:: EXCERPTED RECORDS

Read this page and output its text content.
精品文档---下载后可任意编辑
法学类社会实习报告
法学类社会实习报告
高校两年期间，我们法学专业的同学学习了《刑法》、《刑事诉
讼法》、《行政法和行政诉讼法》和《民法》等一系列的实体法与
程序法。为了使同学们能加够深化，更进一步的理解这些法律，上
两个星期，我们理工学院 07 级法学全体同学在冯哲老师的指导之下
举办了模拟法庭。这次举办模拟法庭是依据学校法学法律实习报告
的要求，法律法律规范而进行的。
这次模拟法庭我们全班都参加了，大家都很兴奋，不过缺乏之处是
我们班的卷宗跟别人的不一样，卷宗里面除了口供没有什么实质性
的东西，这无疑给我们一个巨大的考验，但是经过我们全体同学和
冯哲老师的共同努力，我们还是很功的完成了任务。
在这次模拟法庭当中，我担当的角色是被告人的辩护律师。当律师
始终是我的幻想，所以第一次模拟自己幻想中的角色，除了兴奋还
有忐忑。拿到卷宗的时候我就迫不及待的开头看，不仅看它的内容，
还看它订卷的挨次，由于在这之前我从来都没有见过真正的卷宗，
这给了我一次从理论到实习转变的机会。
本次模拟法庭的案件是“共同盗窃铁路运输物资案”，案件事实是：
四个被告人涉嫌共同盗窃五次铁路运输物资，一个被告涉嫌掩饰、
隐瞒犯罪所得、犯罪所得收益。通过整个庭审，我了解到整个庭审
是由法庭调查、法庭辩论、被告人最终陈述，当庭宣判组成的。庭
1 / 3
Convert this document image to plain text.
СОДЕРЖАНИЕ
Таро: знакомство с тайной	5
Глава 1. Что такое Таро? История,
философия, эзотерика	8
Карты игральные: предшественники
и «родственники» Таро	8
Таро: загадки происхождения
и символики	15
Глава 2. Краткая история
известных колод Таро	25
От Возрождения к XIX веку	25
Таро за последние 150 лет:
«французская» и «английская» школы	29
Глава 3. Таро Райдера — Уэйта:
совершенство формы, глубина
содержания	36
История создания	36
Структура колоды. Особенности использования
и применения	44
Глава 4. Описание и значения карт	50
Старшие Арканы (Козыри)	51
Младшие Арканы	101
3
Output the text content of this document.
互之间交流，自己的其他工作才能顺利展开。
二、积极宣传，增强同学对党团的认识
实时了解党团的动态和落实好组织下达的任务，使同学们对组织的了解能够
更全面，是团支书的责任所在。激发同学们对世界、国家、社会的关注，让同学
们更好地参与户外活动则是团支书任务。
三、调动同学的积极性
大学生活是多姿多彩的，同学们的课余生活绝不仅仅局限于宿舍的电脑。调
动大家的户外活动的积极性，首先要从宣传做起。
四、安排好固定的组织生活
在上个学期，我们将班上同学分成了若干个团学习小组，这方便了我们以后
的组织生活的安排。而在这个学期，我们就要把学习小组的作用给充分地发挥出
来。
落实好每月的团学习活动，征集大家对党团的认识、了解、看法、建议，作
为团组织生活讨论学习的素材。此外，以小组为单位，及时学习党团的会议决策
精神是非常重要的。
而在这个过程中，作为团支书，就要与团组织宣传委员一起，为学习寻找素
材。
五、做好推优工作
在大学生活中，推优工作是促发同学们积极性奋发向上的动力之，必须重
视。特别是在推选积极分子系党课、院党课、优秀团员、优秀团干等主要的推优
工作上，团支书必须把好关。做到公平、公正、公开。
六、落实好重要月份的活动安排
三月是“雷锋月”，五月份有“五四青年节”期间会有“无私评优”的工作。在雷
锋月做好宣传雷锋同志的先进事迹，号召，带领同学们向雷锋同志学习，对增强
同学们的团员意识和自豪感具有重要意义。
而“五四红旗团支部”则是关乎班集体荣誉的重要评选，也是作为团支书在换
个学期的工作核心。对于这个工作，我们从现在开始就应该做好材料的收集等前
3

::::

» **WRITTEN EXERCISE**
All lines from the line containing "Output the text content of this document." through the end of the listing above are to be duplicated exactly; include both ends and nothing further.

» **RESULT FOR THIS EXERCISE**
Output the text content of this document.
互之间交流，自己的其他工作才能顺利展开。
二、积极宣传，增强同学对党团的认识
实时了解党团的动态和落实好组织下达的任务，使同学们对组织的了解能够
更全面，是团支书的责任所在。激发同学们对世界、国家、社会的关注，让同学
们更好地参与户外活动则是团支书任务。
三、调动同学的积极性
大学生活是多姿多彩的，同学们的课余生活绝不仅仅局限于宿舍的电脑。调
动大家的户外活动的积极性，首先要从宣传做起。
四、安排好固定的组织生活
在上个学期，我们将班上同学分成了若干个团学习小组，这方便了我们以后
的组织生活的安排。而在这个学期，我们就要把学习小组的作用给充分地发挥出
来。
落实好每月的团学习活动，征集大家对党团的认识、了解、看法、建议，作
为团组织生活讨论学习的素材。此外，以小组为单位，及时学习党团的会议决策
精神是非常重要的。
而在这个过程中，作为团支书，就要与团组织宣传委员一起，为学习寻找素
材。
五、做好推优工作
在大学生活中，推优工作是促发同学们积极性奋发向上的动力之，必须重
视。特别是在推选积极分子系党课、院党课、优秀团员、优秀团干等主要的推优
工作上，团支书必须把好关。做到公平、公正、公开。
六、落实好重要月份的活动安排
三月是“雷锋月”，五月份有“五四青年节”期间会有“无私评优”的工作。在雷
锋月做好宣传雷锋同志的先进事迹，号召，带领同学们向雷锋同志学习，对增强
同学们的团员意识和自豪感具有重要意义。
而“五四红旗团支部”则是关乎班集体荣誉的重要评选，也是作为团支书在换
个学期的工作核心。对于这个工作，我们从现在开始就应该做好材料的收集等前
3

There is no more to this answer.